Every line that contains the word "DBMS" should be copied out.

• • • •

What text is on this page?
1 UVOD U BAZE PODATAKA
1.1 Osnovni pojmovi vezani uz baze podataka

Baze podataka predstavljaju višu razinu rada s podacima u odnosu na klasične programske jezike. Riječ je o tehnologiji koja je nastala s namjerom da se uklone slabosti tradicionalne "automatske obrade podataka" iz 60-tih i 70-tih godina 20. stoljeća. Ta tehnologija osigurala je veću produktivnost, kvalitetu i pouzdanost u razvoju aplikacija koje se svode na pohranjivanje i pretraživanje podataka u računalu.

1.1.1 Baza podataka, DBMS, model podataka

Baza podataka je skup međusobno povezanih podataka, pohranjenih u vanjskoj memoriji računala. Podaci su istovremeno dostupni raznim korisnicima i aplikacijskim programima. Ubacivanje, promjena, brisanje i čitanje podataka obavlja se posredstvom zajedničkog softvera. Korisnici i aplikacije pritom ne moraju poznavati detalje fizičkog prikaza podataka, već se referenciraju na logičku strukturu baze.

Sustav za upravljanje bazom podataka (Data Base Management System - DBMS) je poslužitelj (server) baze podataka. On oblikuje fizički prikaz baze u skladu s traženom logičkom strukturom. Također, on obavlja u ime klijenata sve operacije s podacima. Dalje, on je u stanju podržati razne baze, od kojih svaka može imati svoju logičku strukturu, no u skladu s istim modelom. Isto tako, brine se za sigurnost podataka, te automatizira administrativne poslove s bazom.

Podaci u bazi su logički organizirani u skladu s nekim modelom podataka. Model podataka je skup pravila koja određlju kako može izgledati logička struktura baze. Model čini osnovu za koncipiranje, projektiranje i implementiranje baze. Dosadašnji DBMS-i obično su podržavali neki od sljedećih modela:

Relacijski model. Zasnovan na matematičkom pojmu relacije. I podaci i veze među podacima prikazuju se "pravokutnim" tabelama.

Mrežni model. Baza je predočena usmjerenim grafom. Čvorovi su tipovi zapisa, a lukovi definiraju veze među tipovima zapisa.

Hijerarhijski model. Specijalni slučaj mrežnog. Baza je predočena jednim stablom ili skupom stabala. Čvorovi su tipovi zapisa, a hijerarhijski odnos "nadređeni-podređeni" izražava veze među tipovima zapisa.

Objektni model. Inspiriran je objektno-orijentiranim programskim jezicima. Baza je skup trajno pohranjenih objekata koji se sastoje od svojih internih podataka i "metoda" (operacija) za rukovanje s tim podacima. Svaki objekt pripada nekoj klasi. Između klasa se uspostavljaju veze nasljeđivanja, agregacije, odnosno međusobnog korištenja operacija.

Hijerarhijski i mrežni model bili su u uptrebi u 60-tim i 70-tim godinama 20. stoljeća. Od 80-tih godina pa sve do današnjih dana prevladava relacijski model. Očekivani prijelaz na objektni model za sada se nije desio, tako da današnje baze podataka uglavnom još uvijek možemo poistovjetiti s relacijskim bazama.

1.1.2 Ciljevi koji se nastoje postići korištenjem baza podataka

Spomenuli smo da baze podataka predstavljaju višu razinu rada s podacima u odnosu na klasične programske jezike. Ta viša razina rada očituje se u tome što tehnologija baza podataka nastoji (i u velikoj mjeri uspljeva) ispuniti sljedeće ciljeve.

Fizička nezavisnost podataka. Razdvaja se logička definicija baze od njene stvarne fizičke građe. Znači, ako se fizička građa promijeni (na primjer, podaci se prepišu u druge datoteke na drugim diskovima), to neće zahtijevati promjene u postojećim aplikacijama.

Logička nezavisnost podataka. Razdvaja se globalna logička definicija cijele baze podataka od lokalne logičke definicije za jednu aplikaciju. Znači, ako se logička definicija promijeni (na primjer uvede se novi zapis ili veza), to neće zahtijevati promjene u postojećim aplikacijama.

• • • •

● RESULT OF THIS TASK
1.1.1 Baza podataka, DBMS, model podataka
Sustav za upravljanje bazom podataka (Data Base Management System - DBMS) je poslužitelj (server) baze podataka. On oblikuje fizički prikaz baze u skladu s traženom logičkom strukturom. Također, on obavlja u ime klijenata sve operacije s podacima. Dalje, on je u stanju podržati razne baze, od kojih svaka može imati svoju logičku strukturu, no u skladu s istim modelom. Isto tako, brine se za sigurnost podataka, te automatizira administrativne poslove s bazom.
Podaci u bazi su logički organizirani u skladu s nekim modelom podataka. Model podataka je skup pravila koja određlju kako može izgledati logička struktura baze. Model čini osnovu za koncipiranje, projektiranje i implementiranje baze. Dosadašnji DBMS-i obično su podržavali neki od sljedećih modela:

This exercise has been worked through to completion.